§ Your goal
Reproduce the records that follow in full, excluding any picture they contain.
# Data listing start
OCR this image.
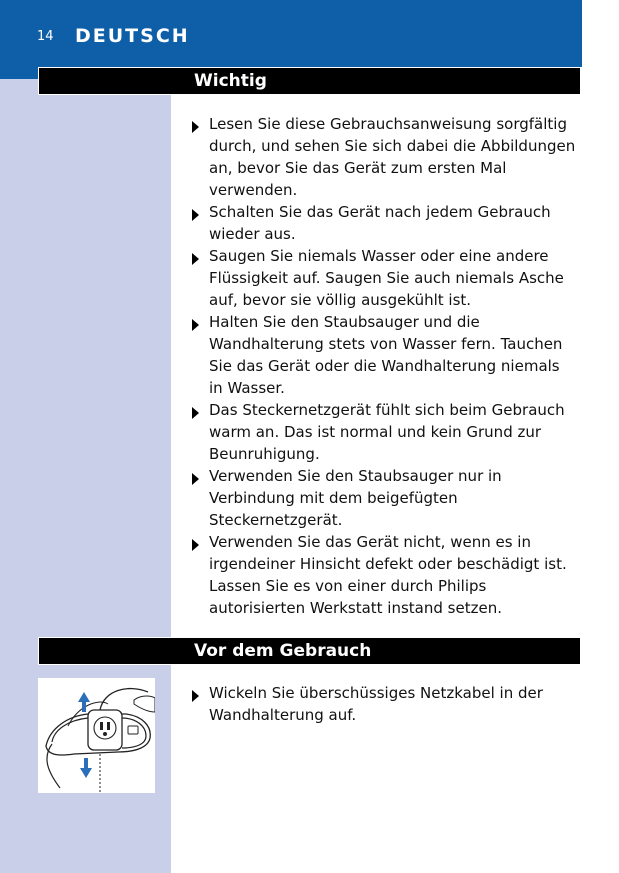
14 DEUTSCH
Wichtig
Lesen Sie diese Gebrauchsanweisung sorgfältig durch, und sehen Sie sich dabei die Abbildungen an, bevor Sie das Gerät zum ersten Mal verwenden.
Schalten Sie das Gerät nach jedem Gebrauch wieder aus.
Saugen Sie niemals Wasser oder eine andere Flüssigkeit auf. Saugen Sie auch niemals Asche auf, bevor sie völlig ausgekühlt ist.
Halten Sie den Staubsauger und die Wandhalterung stets von Wasser fern. Tauchen Sie das Gerät oder die Wandhalterung niemals in Wasser.
Das Steckernetzgerät fühlt sich beim Gebrauch warm an. Das ist normal und kein Grund zur Beunruhigung.
Verwenden Sie den Staubsauger nur in Verbindung mit dem beigefügten Steckernetzgerät.
Verwenden Sie das Gerät nicht, wenn es in irgendeiner Hinsicht defekt oder beschädigt ist. Lassen Sie es von einer durch Philips autorisierten Werkstatt instand setzen.
Vor dem Gebrauch
Wickeln Sie überschüssiges Netzkabel in der Wandhalterung auf.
# Data listing end
§ Answer to the exercise
OCR this image.
14 DEUTSCH
Wichtig
Lesen Sie diese Gebrauchsanweisung sorgfältig durch, und sehen Sie sich dabei die Abbildungen an, bevor Sie das Gerät zum ersten Mal verwenden.
Schalten Sie das Gerät nach jedem Gebrauch wieder aus.
Saugen Sie niemals Wasser oder eine andere Flüssigkeit auf. Saugen Sie auch niemals Asche auf, bevor sie völlig ausgekühlt ist.
Halten Sie den Staubsauger und die Wandhalterung stets von Wasser fern. Tauchen Sie das Gerät oder die Wandhalterung niemals in Wasser.
Das Steckernetzgerät fühlt sich beim Gebrauch warm an. Das ist normal und kein Grund zur Beunruhigung.
Verwenden Sie den Staubsauger nur in Verbindung mit dem beigefügten Steckernetzgerät.
Verwenden Sie das Gerät nicht, wenn es in irgendeiner Hinsicht defekt oder beschädigt ist. Lassen Sie es von einer durch Philips autorisierten Werkstatt instand setzen.
Vor dem Gebrauch
Wickeln Sie überschüssiges Netzkabel in der Wandhalterung auf.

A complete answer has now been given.